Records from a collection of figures

==================================================

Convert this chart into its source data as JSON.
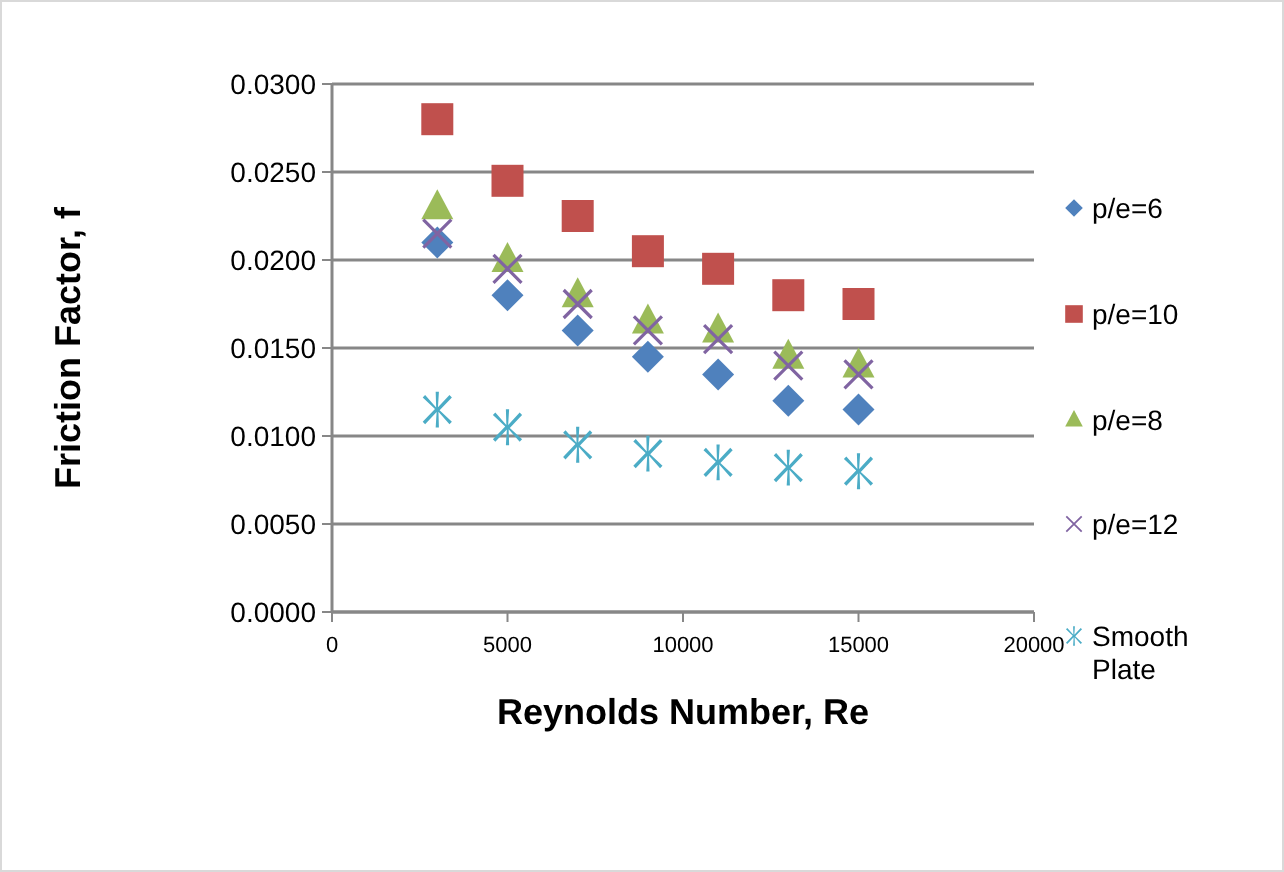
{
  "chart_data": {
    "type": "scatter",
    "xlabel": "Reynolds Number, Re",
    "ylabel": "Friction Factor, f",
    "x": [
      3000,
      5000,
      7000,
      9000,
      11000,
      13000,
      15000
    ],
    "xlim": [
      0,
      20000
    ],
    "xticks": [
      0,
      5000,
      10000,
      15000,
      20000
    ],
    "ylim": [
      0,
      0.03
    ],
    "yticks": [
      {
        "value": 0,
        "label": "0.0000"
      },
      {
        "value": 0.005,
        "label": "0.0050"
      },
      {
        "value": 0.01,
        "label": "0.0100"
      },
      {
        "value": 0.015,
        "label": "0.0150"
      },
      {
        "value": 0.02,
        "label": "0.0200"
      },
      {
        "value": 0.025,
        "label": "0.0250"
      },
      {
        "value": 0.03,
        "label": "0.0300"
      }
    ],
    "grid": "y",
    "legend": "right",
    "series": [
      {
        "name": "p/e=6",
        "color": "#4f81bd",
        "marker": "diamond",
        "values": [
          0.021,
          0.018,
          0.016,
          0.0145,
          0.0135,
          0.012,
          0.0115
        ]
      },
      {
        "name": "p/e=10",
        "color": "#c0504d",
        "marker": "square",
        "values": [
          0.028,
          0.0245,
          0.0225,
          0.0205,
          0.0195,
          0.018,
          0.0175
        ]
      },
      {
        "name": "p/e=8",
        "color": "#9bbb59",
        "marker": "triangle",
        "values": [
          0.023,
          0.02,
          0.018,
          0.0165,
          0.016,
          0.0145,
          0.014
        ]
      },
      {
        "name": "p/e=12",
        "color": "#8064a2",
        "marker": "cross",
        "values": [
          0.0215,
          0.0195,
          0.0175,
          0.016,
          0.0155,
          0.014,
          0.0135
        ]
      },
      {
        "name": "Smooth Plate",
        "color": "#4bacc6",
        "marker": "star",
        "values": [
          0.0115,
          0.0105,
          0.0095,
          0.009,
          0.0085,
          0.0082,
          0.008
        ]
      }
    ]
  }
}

==================================================

#### Challenge
Scan the records above for the string "marker", then select every line that holds it.

#### Complete response
        "marker": "diamond",
        "marker": "square",
        "marker": "triangle",
        "marker": "cross",
        "marker": "star",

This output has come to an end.